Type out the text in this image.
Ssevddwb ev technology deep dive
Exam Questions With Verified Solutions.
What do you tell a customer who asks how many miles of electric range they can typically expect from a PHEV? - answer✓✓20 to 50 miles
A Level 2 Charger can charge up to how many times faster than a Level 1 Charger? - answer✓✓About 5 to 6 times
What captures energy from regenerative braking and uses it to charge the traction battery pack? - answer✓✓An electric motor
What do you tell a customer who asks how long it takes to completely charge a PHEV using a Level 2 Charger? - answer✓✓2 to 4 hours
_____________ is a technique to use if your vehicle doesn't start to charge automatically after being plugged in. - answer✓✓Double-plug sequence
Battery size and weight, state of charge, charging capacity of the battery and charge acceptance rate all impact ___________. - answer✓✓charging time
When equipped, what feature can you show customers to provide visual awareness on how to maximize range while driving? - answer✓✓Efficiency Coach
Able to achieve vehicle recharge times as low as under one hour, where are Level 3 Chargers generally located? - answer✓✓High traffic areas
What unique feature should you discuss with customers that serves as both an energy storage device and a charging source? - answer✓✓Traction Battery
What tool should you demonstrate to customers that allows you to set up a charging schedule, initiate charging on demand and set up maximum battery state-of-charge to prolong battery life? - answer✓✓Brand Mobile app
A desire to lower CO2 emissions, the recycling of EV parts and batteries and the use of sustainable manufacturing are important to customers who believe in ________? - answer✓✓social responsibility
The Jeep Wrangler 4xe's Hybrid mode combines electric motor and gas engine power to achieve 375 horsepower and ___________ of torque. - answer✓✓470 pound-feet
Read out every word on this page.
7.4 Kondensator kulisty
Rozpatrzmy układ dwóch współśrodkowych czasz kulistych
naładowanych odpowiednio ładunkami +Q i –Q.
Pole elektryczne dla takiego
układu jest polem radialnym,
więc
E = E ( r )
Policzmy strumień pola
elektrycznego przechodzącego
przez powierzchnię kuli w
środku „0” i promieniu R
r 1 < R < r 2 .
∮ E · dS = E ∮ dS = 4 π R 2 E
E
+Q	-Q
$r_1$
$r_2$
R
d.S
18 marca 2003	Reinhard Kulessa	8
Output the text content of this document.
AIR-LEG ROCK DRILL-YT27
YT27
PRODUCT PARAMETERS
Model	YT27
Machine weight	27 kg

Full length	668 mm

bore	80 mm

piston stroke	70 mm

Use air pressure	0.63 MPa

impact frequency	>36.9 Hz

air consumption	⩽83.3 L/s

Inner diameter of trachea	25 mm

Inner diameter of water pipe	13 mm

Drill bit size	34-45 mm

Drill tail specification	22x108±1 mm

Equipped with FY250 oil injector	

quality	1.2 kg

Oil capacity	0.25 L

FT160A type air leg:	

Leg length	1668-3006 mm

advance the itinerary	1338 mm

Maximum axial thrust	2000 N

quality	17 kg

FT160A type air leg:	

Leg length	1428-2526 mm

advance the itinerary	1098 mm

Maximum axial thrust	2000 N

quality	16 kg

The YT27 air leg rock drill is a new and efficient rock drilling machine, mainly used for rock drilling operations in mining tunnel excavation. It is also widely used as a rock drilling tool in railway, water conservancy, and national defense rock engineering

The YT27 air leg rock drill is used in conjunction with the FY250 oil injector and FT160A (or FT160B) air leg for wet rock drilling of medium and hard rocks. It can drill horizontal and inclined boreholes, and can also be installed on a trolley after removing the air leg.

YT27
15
☆ ☆ ☆ ☆ ☆
» Objective: Using the data above, reproduce every line exactly.

» Response to this task:
Type out the text in this image.
Ssevddwb ev technology deep dive
Exam Questions With Verified Solutions.
What do you tell a customer who asks how many miles of electric range they can typically expect from a PHEV? - answer✓✓20 to 50 miles
A Level 2 Charger can charge up to how many times faster than a Level 1 Charger? - answer✓✓About 5 to 6 times
What captures energy from regenerative braking and uses it to charge the traction battery pack? - answer✓✓An electric motor
What do you tell a customer who asks how long it takes to completely charge a PHEV using a Level 2 Charger? - answer✓✓2 to 4 hours
_____________ is a technique to use if your vehicle doesn't start to charge automatically after being plugged in. - answer✓✓Double-plug sequence
Battery size and weight, state of charge, charging capacity of the battery and charge acceptance rate all impact ___________. - answer✓✓charging time
When equipped, what feature can you show customers to provide visual awareness on how to maximize range while driving? - answer✓✓Efficiency Coach
Able to achieve vehicle recharge times as low as under one hour, where are Level 3 Chargers generally located? - answer✓✓High traffic areas
What unique feature should you discuss with customers that serves as both an energy storage device and a charging source? - answer✓✓Traction Battery
What tool should you demonstrate to customers that allows you to set up a charging schedule, initiate charging on demand and set up maximum battery state-of-charge to prolong battery life? - answer✓✓Brand Mobile app
A desire to lower CO2 emissions, the recycling of EV parts and batteries and the use of sustainable manufacturing are important to customers who believe in ________? - answer✓✓social responsibility
The Jeep Wrangler 4xe's Hybrid mode combines electric motor and gas engine power to achieve 375 horsepower and ___________ of torque. - answer✓✓470 pound-feet
Read out every word on this page.
7.4 Kondensator kulisty
Rozpatrzmy układ dwóch współśrodkowych czasz kulistych
naładowanych odpowiednio ładunkami +Q i –Q.
Pole elektryczne dla takiego
układu jest polem radialnym,
więc
E = E ( r )
Policzmy strumień pola
elektrycznego przechodzącego
przez powierzchnię kuli w
środku „0” i promieniu R
r 1 < R < r 2 .
∮ E · dS = E ∮ dS = 4 π R 2 E
E
+Q	-Q
$r_1$
$r_2$
R
d.S
18 marca 2003	Reinhard Kulessa	8
Output the text content of this document.
AIR-LEG ROCK DRILL-YT27
YT27
PRODUCT PARAMETERS
Model	YT27
Machine weight	27 kg

Full length	668 mm

bore	80 mm

piston stroke	70 mm

Use air pressure	0.63 MPa

impact frequency	>36.9 Hz

air consumption	⩽83.3 L/s

Inner diameter of trachea	25 mm

Inner diameter of water pipe	13 mm

Drill bit size	34-45 mm

Drill tail specification	22x108±1 mm

Equipped with FY250 oil injector	

quality	1.2 kg

Oil capacity	0.25 L

FT160A type air leg:	

Leg length	1668-3006 mm

advance the itinerary	1338 mm

Maximum axial thrust	2000 N

quality	17 kg

FT160A type air leg:	

Leg length	1428-2526 mm

advance the itinerary	1098 mm

Maximum axial thrust	2000 N

quality	16 kg

The YT27 air leg rock drill is a new and efficient rock drilling machine, mainly used for rock drilling operations in mining tunnel excavation. It is also widely used as a rock drilling tool in railway, water conservancy, and national defense rock engineering

The YT27 air leg rock drill is used in conjunction with the FY250 oil injector and FT160A (or FT160B) air leg for wet rock drilling of medium and hard rocks. It can drill horizontal and inclined boreholes, and can also be installed on a trolley after removing the air leg.

YT27
15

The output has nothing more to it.